# Dead G4?



## VegasACF (May 27, 2005)

Greetings,

My Dad's G4 (model M8570) went to sleep as ordered on Thursday night. On Friday morning it was not turned on. And it would not turn on.

My first thought was to reset the PMU. Did so, in compliance with Apple's instructions. Nothing. So I wondered if the battery was dead. Got a replacement. Followed replacement procedure. Nothing.

I also tried resetting the lone PCI card in it. Nothing. I also tried it with various configurations of the RAM that was in it. Nothing.

I'm thinking maybe the power supply has died. Is this a correct assumption?

If so, my only recourse is to take it into the shop, right? My Dad knows next to nothing about computers, so this has fallen to me to repair. I'm hoping I can just convince him to go out and get a new iMac, as that would _more_ than fulfill his meager computing needs. Either that or a mini, since he already has keyboard, mouse and monitor.

Any thoughts on anything else I could check before undertaking repair or replacement? Thanks in advance.


----------



## VegasACF (May 27, 2005)

Just to head off dead ends before they appear...

Tested the outlet. It's fine. Tested both the new and old batteries. Both read near 3.6v. 

I'm thinking dead power supply. Any ideas what replacement (and labor) will cost? If it's enough, I can likely convince him to get an iMac and not have to do cross-town tech support any more. 

Just wondering.


----------



## Yankee Rose (Jul 14, 1999)

Hi Vegas - how is that new little addition? 

Is this Power Mac an FW800 or a MDD (Mirrored Drive Doors)? 

Do you have access to a voltage tester? I'd try that next. Then if it IS the power supply, you can save $$ on labor by installing a new one yourself.

One other thing to check - does the power button light up at all when you press it? Even press/hold ... 

Do you have any Genius Bars close by? You could always pick their brains. 

I believe the current part number for a power supply for an FW800/MDD is 661-2816. This is a 350 watt and quieter than the 400 watt one they replaced. Maybe you can check prices and then determine from that whether to recommend to your dad that he upgrade. (I personally am all for upgrade, but if it is just a PS then that might be a simple and more cost-effective fix.)

Hope that helps!


----------



## ehwood (Feb 24, 2008)

I once read about a similar G4 that mysteriously wouldn't turn on. The owner had thought it was dead and let it become a parts machine. But then he tried starting it again and it mysteriously worked.

I might have had my own G4 (a Digital Audio) stop starting - I'm not sure now. I would suggest unplugging the power supply from the board and replugging it. Otherwise.. it may be possible to get an ATX power supply and modify it to work. xlr8yourmac.com is a wonderful resource for such nitty gritty detailed information about hacking a Mac.


----------



## VegasACF (May 27, 2005)

Supplied material:
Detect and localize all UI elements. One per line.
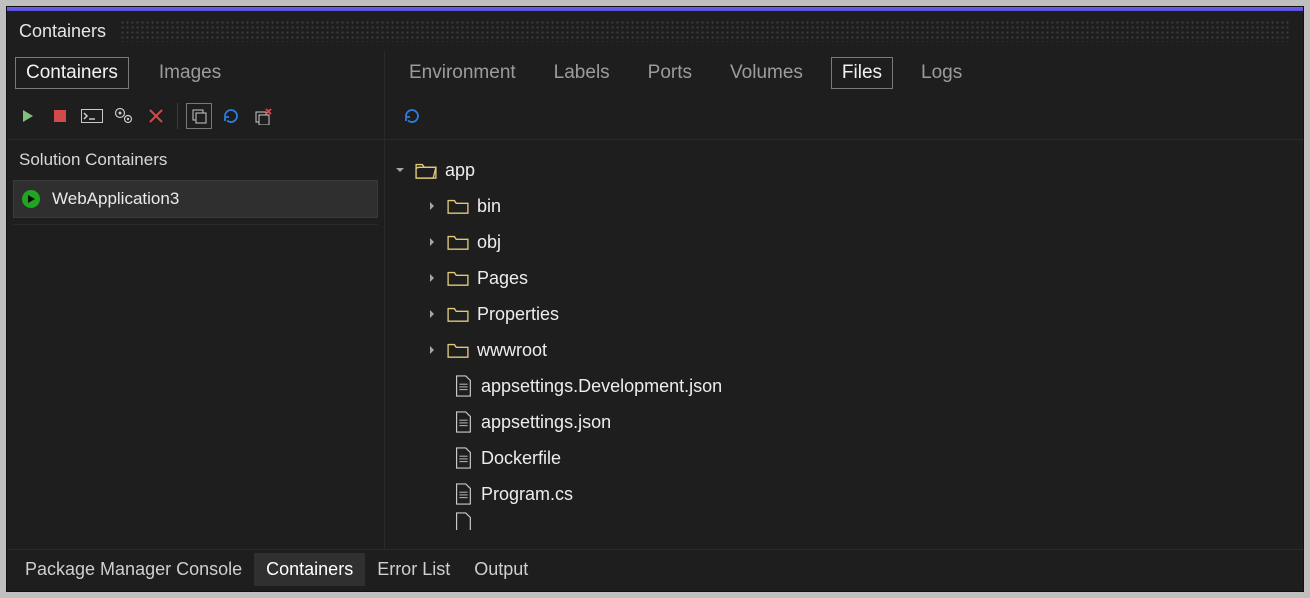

Problem:
Please list each distinct username that appears as a post author in the forum thread. The material has nothing to do with the forum thread.

Exercise response:
VegasACF
Yankee Rose
ehwood